* DESCRIPTION OF THE TASK *
In full and without deviation, write out the entries that follow.

* MATERIAL TO PROCESS *

____

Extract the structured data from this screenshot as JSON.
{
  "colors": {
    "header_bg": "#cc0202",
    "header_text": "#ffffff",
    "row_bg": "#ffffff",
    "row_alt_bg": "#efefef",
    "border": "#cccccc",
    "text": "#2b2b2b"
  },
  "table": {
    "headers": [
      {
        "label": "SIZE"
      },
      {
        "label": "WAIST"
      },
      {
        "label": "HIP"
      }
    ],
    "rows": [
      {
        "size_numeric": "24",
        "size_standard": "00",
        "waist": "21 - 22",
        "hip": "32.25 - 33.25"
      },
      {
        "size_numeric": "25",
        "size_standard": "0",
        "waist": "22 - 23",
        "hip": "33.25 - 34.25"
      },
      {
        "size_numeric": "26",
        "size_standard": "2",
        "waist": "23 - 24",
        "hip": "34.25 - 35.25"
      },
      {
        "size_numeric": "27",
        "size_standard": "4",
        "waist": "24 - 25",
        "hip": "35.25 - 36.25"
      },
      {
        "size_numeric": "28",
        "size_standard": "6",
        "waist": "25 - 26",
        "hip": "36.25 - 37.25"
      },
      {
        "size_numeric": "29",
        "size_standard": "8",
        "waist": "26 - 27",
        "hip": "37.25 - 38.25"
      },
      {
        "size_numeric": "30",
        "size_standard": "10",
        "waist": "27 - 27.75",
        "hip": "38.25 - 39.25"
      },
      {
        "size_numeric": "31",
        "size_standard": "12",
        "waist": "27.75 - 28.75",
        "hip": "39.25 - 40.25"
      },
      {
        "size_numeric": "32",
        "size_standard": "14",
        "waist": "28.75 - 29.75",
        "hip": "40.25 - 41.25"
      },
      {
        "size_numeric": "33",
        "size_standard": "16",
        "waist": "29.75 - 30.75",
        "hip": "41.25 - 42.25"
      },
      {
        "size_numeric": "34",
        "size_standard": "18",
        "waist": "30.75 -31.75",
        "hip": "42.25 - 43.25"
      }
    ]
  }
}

____

* RESPONSE *
Extract the structured data from this screenshot as JSON.
{
  "colors": {
    "header_bg": "#cc0202",
    "header_text": "#ffffff",
    "row_bg": "#ffffff",
    "row_alt_bg": "#efefef",
    "border": "#cccccc",
    "text": "#2b2b2b"
  },
  "table": {
    "headers": [
      {
        "label": "SIZE"
      },
      {
        "label": "WAIST"
      },
      {
        "label": "HIP"
      }
    ],
    "rows": [
      {
        "size_numeric": "24",
        "size_standard": "00",
        "waist": "21 - 22",
        "hip": "32.25 - 33.25"
      },
      {
        "size_numeric": "25",
        "size_standard": "0",
        "waist": "22 - 23",
        "hip": "33.25 - 34.25"
      },
      {
        "size_numeric": "26",
        "size_standard": "2",
        "waist": "23 - 24",
        "hip": "34.25 - 35.25"
      },
      {
        "size_numeric": "27",
        "size_standard": "4",
        "waist": "24 - 25",
        "hip": "35.25 - 36.25"
      },
      {
        "size_numeric": "28",
        "size_standard": "6",
        "waist": "25 - 26",
        "hip": "36.25 - 37.25"
      },
      {
        "size_numeric": "29",
        "size_standard": "8",
        "waist": "26 - 27",
        "hip": "37.25 - 38.25"
      },
      {
        "size_numeric": "30",
        "size_standard": "10",
        "waist": "27 - 27.75",
        "hip": "38.25 - 39.25"
      },
      {
        "size_numeric": "31",
        "size_standard": "12",
        "waist": "27.75 - 28.75",
        "hip": "39.25 - 40.25"
      },
      {
        "size_numeric": "32",
        "size_standard": "14",
        "waist": "28.75 - 29.75",
        "hip": "40.25 - 41.25"
      },
      {
        "size_numeric": "33",
        "size_standard": "16",
        "waist": "29.75 - 30.75",
        "hip": "41.25 - 42.25"
      },
      {
        "size_numeric": "34",
        "size_standard": "18",
        "waist": "30.75 -31.75",
        "hip": "42.25 - 43.25"
      }
    ]
  }
}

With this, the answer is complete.